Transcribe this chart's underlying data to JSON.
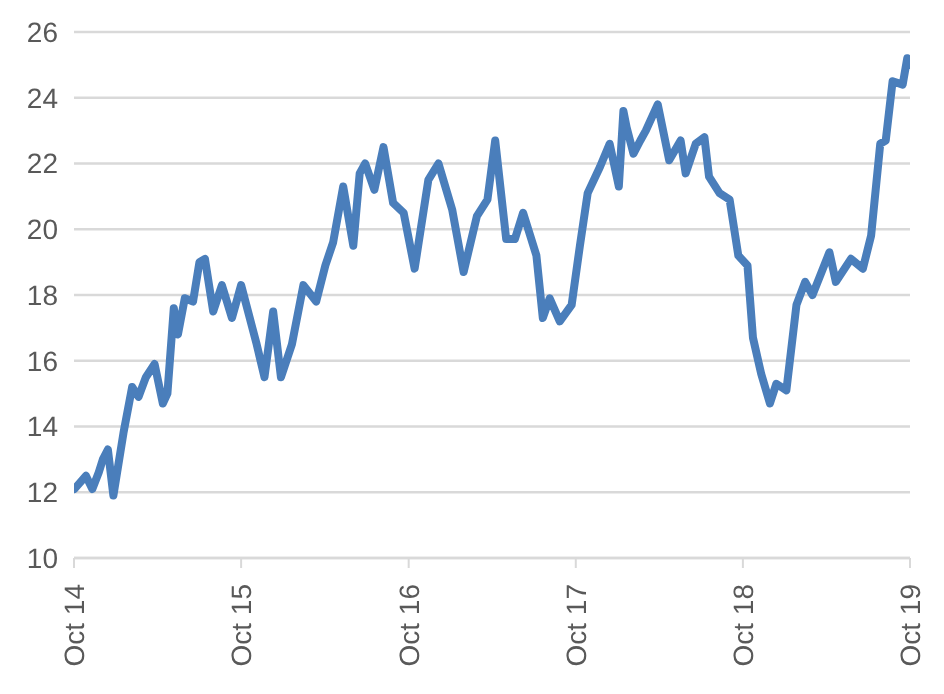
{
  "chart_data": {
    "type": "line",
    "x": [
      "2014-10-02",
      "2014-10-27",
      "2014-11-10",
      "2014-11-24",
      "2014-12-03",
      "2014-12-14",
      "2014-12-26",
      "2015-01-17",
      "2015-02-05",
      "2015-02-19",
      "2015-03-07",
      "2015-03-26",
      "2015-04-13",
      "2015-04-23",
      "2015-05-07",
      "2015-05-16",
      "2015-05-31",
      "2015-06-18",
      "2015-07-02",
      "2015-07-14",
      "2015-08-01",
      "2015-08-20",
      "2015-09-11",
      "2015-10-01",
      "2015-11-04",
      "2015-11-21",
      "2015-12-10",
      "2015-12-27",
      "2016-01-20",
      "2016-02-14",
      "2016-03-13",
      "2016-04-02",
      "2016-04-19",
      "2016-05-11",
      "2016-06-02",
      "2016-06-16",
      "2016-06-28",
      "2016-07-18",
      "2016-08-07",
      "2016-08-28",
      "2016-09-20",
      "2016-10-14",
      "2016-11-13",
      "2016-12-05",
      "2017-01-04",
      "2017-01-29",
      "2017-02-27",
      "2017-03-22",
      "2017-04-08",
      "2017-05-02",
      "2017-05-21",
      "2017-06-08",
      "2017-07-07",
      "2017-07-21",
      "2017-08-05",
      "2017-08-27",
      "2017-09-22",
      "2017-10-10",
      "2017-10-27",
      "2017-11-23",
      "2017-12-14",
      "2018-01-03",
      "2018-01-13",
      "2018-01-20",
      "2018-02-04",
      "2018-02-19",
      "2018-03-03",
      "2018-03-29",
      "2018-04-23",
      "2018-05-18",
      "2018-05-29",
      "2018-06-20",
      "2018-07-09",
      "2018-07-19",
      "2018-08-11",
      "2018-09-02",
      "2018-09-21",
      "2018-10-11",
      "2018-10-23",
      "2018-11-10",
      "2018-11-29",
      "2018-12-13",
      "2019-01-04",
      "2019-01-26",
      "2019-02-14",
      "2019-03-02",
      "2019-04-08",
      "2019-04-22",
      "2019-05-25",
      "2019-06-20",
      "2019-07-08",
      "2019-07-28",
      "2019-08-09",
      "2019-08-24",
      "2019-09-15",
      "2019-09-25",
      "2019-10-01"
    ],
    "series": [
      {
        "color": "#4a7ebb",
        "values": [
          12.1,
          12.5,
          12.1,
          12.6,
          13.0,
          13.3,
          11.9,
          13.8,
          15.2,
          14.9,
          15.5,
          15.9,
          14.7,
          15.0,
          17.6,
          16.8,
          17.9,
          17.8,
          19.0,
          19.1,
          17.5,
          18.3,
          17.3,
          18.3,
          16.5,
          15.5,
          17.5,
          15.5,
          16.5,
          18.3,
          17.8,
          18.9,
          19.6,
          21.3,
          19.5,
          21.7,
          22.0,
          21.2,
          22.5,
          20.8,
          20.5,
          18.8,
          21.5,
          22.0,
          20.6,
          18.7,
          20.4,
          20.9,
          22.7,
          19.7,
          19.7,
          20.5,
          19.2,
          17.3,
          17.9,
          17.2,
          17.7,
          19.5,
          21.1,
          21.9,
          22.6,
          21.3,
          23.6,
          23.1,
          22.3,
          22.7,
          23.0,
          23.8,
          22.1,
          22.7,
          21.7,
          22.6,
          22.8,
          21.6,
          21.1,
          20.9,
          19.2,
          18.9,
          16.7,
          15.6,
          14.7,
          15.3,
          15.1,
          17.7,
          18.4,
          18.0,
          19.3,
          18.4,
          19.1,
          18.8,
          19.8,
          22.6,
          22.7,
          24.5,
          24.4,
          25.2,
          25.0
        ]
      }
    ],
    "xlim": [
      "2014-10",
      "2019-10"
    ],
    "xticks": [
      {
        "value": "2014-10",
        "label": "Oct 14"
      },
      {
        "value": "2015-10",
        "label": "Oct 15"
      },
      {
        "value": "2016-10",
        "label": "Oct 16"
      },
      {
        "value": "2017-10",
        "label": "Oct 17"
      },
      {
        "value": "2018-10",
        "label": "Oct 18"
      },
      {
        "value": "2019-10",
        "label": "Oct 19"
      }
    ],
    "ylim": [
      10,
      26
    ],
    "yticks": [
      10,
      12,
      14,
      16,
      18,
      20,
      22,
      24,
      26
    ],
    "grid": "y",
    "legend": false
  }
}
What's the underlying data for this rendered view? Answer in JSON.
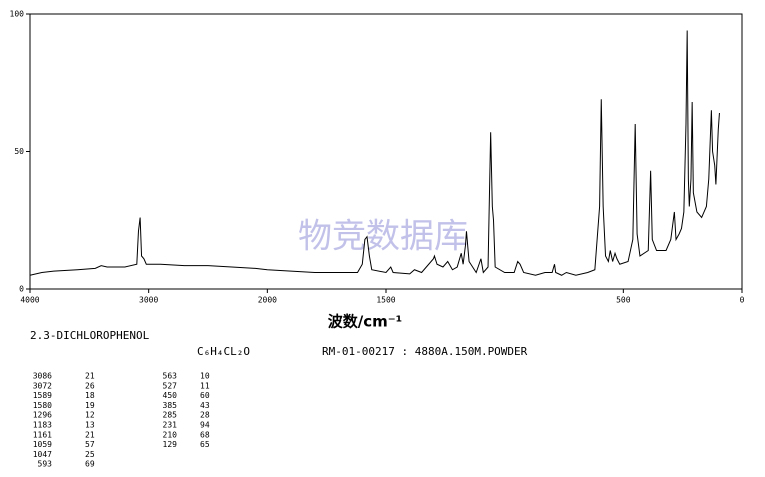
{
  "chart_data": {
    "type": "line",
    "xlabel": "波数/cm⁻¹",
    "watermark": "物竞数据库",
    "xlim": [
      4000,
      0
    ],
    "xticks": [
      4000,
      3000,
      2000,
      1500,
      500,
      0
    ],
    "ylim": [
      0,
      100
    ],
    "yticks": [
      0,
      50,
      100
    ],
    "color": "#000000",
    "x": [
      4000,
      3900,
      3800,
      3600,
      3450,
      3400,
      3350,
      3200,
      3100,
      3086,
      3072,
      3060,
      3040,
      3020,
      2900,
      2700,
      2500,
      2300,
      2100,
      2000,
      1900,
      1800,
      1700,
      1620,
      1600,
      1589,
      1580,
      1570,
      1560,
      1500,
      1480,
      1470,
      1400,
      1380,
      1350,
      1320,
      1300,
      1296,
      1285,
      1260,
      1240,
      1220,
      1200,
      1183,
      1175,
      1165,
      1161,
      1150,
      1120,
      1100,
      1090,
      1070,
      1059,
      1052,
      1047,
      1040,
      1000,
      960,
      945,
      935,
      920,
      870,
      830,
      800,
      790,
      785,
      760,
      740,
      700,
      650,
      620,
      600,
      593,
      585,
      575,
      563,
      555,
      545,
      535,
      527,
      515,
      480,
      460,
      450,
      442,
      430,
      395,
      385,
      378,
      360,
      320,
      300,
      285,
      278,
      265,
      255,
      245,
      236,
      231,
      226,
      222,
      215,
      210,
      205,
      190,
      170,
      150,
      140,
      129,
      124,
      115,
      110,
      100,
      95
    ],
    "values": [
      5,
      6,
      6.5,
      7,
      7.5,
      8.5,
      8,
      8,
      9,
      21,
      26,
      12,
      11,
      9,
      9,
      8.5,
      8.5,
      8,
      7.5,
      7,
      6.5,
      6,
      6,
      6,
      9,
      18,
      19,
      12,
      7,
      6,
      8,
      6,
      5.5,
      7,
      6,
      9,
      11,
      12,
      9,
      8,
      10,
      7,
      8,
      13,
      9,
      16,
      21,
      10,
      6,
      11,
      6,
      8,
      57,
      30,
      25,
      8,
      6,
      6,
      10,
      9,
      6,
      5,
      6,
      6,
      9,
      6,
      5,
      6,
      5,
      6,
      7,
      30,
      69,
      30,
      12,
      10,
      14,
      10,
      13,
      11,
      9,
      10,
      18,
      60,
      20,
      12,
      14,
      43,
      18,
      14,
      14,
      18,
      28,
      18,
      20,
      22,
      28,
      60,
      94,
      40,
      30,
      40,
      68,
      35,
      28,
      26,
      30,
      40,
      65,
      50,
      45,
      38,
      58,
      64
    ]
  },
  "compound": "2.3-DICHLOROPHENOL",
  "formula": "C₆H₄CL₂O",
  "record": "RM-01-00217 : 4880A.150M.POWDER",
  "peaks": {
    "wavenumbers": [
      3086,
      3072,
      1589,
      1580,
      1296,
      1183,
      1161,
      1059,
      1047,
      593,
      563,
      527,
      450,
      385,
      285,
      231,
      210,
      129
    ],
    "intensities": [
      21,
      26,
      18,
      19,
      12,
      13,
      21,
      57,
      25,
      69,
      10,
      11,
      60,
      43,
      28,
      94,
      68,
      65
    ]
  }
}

--

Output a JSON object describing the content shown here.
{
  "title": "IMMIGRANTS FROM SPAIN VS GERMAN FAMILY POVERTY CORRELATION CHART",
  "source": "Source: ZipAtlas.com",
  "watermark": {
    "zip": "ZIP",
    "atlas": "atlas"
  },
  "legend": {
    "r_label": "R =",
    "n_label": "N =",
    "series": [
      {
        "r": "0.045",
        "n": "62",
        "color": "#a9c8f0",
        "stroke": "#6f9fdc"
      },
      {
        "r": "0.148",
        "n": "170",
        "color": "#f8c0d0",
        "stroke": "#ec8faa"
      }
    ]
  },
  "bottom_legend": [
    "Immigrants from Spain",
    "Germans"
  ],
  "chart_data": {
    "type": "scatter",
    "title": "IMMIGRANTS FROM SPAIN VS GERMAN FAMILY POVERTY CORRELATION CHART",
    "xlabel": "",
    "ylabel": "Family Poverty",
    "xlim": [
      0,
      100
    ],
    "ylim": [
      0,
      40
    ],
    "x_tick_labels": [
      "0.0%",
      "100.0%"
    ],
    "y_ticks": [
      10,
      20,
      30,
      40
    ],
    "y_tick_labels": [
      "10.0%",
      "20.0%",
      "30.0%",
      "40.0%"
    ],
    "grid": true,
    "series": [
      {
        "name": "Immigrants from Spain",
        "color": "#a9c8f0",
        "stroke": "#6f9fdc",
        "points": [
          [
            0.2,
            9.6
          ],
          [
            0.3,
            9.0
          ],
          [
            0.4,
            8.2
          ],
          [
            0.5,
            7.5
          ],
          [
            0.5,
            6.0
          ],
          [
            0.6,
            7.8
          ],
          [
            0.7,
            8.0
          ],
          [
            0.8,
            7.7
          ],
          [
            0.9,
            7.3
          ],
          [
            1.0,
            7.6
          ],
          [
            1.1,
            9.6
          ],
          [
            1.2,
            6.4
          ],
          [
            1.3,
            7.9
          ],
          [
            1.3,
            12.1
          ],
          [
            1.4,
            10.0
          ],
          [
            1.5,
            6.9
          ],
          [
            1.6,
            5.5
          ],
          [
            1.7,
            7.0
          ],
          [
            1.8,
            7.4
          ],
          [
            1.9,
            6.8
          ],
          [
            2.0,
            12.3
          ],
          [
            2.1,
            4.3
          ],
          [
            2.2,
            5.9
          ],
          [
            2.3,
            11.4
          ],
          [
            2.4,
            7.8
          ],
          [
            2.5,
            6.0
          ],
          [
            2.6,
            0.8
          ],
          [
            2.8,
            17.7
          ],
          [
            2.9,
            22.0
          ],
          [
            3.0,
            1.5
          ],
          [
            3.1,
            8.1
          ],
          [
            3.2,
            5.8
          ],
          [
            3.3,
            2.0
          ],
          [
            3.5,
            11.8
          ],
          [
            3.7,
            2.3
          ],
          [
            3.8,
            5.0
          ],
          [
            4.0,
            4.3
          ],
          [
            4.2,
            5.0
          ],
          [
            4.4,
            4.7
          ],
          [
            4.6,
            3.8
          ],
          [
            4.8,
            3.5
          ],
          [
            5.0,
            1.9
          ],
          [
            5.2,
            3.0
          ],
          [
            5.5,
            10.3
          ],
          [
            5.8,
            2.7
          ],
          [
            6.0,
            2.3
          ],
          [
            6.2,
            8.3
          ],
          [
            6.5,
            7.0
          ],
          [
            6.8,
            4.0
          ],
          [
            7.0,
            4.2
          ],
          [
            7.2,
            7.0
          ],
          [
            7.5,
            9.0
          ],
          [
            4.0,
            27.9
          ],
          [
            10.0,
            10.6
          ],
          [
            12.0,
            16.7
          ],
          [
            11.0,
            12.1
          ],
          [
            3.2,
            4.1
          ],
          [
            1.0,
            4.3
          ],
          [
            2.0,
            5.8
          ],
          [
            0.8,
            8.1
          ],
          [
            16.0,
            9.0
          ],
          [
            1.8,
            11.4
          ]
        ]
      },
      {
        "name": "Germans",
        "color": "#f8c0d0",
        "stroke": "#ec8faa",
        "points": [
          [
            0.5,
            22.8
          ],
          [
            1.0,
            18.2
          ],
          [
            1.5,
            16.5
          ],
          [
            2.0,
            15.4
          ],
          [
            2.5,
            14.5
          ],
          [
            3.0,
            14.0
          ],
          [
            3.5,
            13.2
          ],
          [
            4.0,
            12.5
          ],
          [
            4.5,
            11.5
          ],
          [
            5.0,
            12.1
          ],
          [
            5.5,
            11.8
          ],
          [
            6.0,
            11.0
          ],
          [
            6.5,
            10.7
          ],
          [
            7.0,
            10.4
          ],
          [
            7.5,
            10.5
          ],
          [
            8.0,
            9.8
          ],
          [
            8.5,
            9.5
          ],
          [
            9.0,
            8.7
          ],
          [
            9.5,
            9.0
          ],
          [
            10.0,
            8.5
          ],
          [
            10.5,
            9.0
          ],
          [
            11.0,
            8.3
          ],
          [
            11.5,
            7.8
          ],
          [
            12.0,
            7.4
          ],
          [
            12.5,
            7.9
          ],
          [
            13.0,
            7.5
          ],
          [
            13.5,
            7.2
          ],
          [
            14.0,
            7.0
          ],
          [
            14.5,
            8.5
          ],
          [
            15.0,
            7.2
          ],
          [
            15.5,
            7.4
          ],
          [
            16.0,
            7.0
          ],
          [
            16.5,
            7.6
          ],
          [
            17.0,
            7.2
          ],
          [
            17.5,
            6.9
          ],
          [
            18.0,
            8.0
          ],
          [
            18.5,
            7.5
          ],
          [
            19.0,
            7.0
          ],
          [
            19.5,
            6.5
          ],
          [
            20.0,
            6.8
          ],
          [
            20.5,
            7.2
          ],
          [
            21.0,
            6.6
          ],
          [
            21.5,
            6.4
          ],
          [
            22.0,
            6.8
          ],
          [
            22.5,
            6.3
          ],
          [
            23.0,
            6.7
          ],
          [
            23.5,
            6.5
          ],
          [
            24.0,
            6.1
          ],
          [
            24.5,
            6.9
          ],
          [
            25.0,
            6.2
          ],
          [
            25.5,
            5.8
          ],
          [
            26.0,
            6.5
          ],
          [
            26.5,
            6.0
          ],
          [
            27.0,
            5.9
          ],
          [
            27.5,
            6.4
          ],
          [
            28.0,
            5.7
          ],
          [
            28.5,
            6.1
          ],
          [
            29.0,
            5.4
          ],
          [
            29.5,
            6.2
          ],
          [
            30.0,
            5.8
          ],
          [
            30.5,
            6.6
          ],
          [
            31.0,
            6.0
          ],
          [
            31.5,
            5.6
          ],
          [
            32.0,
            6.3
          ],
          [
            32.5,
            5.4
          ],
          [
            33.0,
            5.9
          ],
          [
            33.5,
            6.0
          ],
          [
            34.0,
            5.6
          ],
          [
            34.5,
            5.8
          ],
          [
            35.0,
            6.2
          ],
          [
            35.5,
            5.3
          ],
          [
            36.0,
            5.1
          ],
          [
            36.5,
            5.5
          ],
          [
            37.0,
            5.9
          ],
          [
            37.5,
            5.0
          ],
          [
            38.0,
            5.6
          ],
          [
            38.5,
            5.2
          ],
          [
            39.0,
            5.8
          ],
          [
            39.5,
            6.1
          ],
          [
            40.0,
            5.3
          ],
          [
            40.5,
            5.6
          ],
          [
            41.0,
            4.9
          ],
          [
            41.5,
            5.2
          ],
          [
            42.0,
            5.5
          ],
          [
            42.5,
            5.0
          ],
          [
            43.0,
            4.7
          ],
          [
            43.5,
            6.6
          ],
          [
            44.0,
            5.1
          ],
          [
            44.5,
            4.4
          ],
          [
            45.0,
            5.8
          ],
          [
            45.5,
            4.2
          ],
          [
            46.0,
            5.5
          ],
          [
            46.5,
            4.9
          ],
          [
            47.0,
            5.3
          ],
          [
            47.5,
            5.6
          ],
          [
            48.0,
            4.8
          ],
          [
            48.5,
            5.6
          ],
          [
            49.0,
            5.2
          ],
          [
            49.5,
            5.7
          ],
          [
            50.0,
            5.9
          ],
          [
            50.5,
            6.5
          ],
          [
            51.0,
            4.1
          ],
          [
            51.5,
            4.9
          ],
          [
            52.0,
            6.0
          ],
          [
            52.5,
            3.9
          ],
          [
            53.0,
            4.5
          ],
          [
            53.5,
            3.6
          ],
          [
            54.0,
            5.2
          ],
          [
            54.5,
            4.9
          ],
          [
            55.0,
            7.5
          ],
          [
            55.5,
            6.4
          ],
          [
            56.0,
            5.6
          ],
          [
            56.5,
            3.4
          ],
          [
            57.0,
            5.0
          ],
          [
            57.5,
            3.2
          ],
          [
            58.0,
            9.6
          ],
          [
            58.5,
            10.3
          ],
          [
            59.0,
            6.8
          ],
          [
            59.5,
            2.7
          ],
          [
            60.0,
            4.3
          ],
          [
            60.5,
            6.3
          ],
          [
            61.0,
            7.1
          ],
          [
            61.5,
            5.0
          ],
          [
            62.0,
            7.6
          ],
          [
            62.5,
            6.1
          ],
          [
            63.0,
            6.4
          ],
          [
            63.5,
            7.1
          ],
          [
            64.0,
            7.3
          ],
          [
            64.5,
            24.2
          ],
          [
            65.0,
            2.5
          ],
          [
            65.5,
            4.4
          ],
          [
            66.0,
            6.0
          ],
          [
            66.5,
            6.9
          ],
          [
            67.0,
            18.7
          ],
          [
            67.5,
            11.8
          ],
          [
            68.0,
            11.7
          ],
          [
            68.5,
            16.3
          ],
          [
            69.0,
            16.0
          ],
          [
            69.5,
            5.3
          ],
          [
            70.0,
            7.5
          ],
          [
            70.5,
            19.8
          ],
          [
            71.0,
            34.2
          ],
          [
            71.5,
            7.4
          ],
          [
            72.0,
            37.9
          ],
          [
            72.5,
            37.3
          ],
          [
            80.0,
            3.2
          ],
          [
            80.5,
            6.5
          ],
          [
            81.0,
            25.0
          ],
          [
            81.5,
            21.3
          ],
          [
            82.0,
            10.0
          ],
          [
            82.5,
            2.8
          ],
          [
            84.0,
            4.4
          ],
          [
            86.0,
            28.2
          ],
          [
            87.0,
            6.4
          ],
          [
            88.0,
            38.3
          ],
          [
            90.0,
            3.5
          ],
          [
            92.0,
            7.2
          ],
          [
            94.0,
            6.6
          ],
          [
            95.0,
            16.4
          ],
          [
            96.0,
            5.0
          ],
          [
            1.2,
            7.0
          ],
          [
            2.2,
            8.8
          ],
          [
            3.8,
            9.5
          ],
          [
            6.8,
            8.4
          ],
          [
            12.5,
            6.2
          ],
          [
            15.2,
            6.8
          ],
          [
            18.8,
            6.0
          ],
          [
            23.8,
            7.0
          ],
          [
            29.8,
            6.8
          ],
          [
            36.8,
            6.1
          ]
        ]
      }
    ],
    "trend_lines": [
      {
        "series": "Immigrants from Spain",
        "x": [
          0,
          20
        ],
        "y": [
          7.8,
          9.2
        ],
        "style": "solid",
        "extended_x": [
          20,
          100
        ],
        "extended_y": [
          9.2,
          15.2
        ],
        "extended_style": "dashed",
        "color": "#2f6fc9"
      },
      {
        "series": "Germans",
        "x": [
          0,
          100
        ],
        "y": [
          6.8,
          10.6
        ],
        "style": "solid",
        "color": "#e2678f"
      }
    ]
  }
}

*SHORT TASK*. Give the number of lines in the data that contain "color", with no other words.

*CORRECT RESULT*. 8